(TASK STATEMENT) Find the lines holding "name" and copy them.

==================================================

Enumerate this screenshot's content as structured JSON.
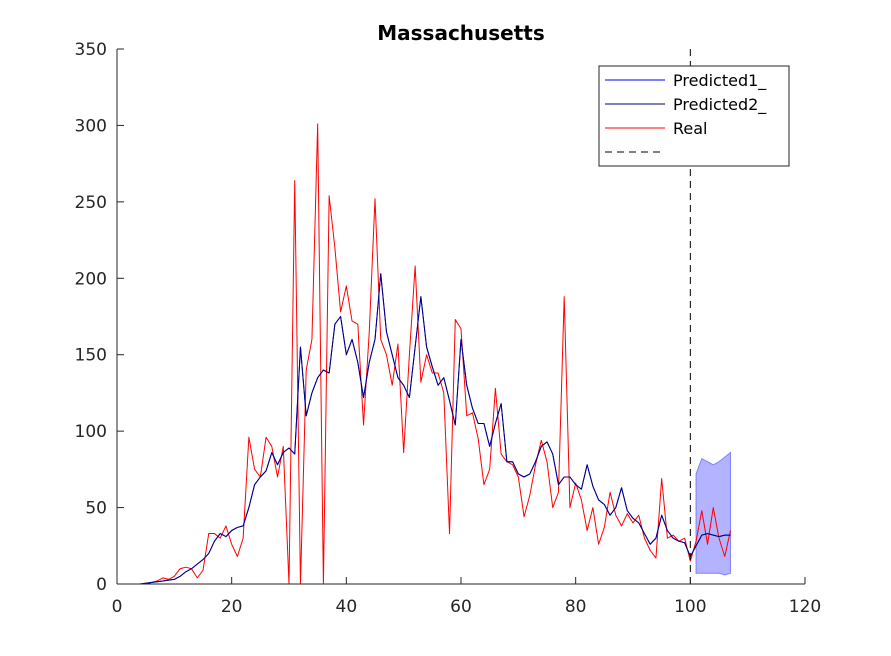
{
  "chart_data": {
    "type": "line",
    "title": "Massachusetts",
    "xlabel": "",
    "ylabel": "",
    "xlim": [
      0,
      120
    ],
    "ylim": [
      0,
      350
    ],
    "xticks": [
      0,
      20,
      40,
      60,
      80,
      100,
      120
    ],
    "yticks": [
      0,
      50,
      100,
      150,
      200,
      250,
      300,
      350
    ],
    "grid": false,
    "legend": {
      "placement": "top-right",
      "entries": [
        "Predicted1_",
        "Predicted2_",
        "Real",
        ""
      ]
    },
    "vline_x": 100,
    "series": [
      {
        "name": "Predicted1_",
        "color": "#0000ff",
        "x": [
          1,
          2,
          3,
          4,
          5,
          6,
          7,
          8,
          9,
          10,
          11,
          12,
          13,
          14,
          15,
          16,
          17,
          18,
          19,
          20,
          21,
          22,
          23,
          24,
          25,
          26,
          27,
          28,
          29,
          30,
          31,
          32,
          33,
          34,
          35,
          36,
          37,
          38,
          39,
          40,
          41,
          42,
          43,
          44,
          45,
          46,
          47,
          48,
          49,
          50,
          51,
          52,
          53,
          54,
          55,
          56,
          57,
          58,
          59,
          60,
          61,
          62,
          63,
          64,
          65,
          66,
          67,
          68,
          69,
          70,
          71,
          72,
          73,
          74,
          75,
          76,
          77,
          78,
          79,
          80,
          81,
          82,
          83,
          84,
          85,
          86,
          87,
          88,
          89,
          90,
          91,
          92,
          93,
          94,
          95,
          96,
          97,
          98,
          99,
          100,
          101,
          102,
          103,
          104,
          105,
          106,
          107
        ],
        "values": [
          0,
          0,
          0,
          0,
          0.5,
          1,
          1.5,
          2,
          2.5,
          3,
          5,
          8,
          10,
          13,
          16,
          20,
          28,
          33,
          31,
          35,
          37,
          38,
          50,
          65,
          70,
          74,
          86,
          78,
          86,
          89,
          85,
          155,
          110,
          125,
          135,
          140,
          138,
          170,
          175,
          150,
          160,
          145,
          122,
          145,
          160,
          203,
          165,
          150,
          135,
          130,
          122,
          155,
          188,
          155,
          142,
          130,
          135,
          120,
          104,
          160,
          130,
          115,
          105,
          105,
          90,
          105,
          118,
          80,
          80,
          72,
          70,
          72,
          80,
          90,
          93,
          85,
          65,
          70,
          70,
          65,
          62,
          78,
          64,
          55,
          52,
          45,
          50,
          63,
          48,
          43,
          40,
          33,
          26,
          30,
          45,
          35,
          30,
          28,
          27,
          18,
          25,
          32,
          33,
          32,
          31,
          32,
          32
        ]
      },
      {
        "name": "Predicted2_",
        "color": "#00007f",
        "x": [
          1,
          2,
          3,
          4,
          5,
          6,
          7,
          8,
          9,
          10,
          11,
          12,
          13,
          14,
          15,
          16,
          17,
          18,
          19,
          20,
          21,
          22,
          23,
          24,
          25,
          26,
          27,
          28,
          29,
          30,
          31,
          32,
          33,
          34,
          35,
          36,
          37,
          38,
          39,
          40,
          41,
          42,
          43,
          44,
          45,
          46,
          47,
          48,
          49,
          50,
          51,
          52,
          53,
          54,
          55,
          56,
          57,
          58,
          59,
          60,
          61,
          62,
          63,
          64,
          65,
          66,
          67,
          68,
          69,
          70,
          71,
          72,
          73,
          74,
          75,
          76,
          77,
          78,
          79,
          80,
          81,
          82,
          83,
          84,
          85,
          86,
          87,
          88,
          89,
          90,
          91,
          92,
          93,
          94,
          95,
          96,
          97,
          98,
          99,
          100,
          101,
          102,
          103,
          104,
          105,
          106,
          107
        ],
        "values": [
          0,
          0,
          0,
          0,
          0.5,
          1,
          1.5,
          2,
          2.5,
          3,
          5,
          8,
          10,
          13,
          16,
          20,
          28,
          33,
          31,
          35,
          37,
          38,
          50,
          65,
          70,
          74,
          86,
          78,
          86,
          89,
          85,
          155,
          110,
          125,
          135,
          140,
          138,
          170,
          175,
          150,
          160,
          145,
          122,
          145,
          160,
          203,
          165,
          150,
          135,
          130,
          122,
          155,
          188,
          155,
          142,
          130,
          135,
          120,
          104,
          160,
          130,
          115,
          105,
          105,
          90,
          105,
          118,
          80,
          80,
          72,
          70,
          72,
          80,
          90,
          93,
          85,
          65,
          70,
          70,
          65,
          62,
          78,
          64,
          55,
          52,
          45,
          50,
          63,
          48,
          43,
          40,
          33,
          26,
          30,
          45,
          35,
          30,
          28,
          27,
          18,
          25,
          32,
          33,
          32,
          31,
          32,
          32
        ]
      },
      {
        "name": "Real",
        "color": "#ff0000",
        "x": [
          1,
          2,
          3,
          4,
          5,
          6,
          7,
          8,
          9,
          10,
          11,
          12,
          13,
          14,
          15,
          16,
          17,
          18,
          19,
          20,
          21,
          22,
          23,
          24,
          25,
          26,
          27,
          28,
          29,
          30,
          31,
          32,
          33,
          34,
          35,
          36,
          37,
          38,
          39,
          40,
          41,
          42,
          43,
          44,
          45,
          46,
          47,
          48,
          49,
          50,
          51,
          52,
          53,
          54,
          55,
          56,
          57,
          58,
          59,
          60,
          61,
          62,
          63,
          64,
          65,
          66,
          67,
          68,
          69,
          70,
          71,
          72,
          73,
          74,
          75,
          76,
          77,
          78,
          79,
          80,
          81,
          82,
          83,
          84,
          85,
          86,
          87,
          88,
          89,
          90,
          91,
          92,
          93,
          94,
          95,
          96,
          97,
          98,
          99,
          100,
          101,
          102,
          103,
          104,
          105,
          106,
          107
        ],
        "values": [
          0,
          0,
          0,
          0,
          0,
          1,
          2,
          4,
          3,
          5,
          10,
          11,
          10,
          4,
          9,
          33,
          33,
          30,
          38,
          26,
          18,
          30,
          96,
          75,
          70,
          96,
          90,
          70,
          90,
          0,
          264,
          0,
          140,
          160,
          301,
          0,
          254,
          220,
          178,
          195,
          172,
          170,
          104,
          165,
          252,
          160,
          150,
          130,
          157,
          86,
          150,
          208,
          132,
          150,
          138,
          138,
          125,
          33,
          173,
          167,
          110,
          112,
          95,
          65,
          75,
          128,
          85,
          80,
          78,
          70,
          44,
          58,
          78,
          94,
          80,
          50,
          60,
          188,
          50,
          66,
          55,
          35,
          50,
          26,
          37,
          60,
          45,
          38,
          46,
          40,
          45,
          30,
          22,
          17,
          69,
          30,
          32,
          28,
          30,
          15,
          28,
          48,
          26,
          50,
          30,
          18,
          35
        ]
      }
    ],
    "prediction_band": {
      "color": "#b3b3ff",
      "x": [
        101,
        102,
        103,
        104,
        105,
        106,
        107
      ],
      "upper": [
        72,
        82,
        80,
        78,
        80,
        83,
        86
      ],
      "lower": [
        7,
        7,
        7,
        7,
        7,
        6,
        7
      ]
    }
  }
}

==================================================

(SOLUTION BELOW)
        "name": "Predicted1_",
        "name": "Predicted2_",
        "name": "Real",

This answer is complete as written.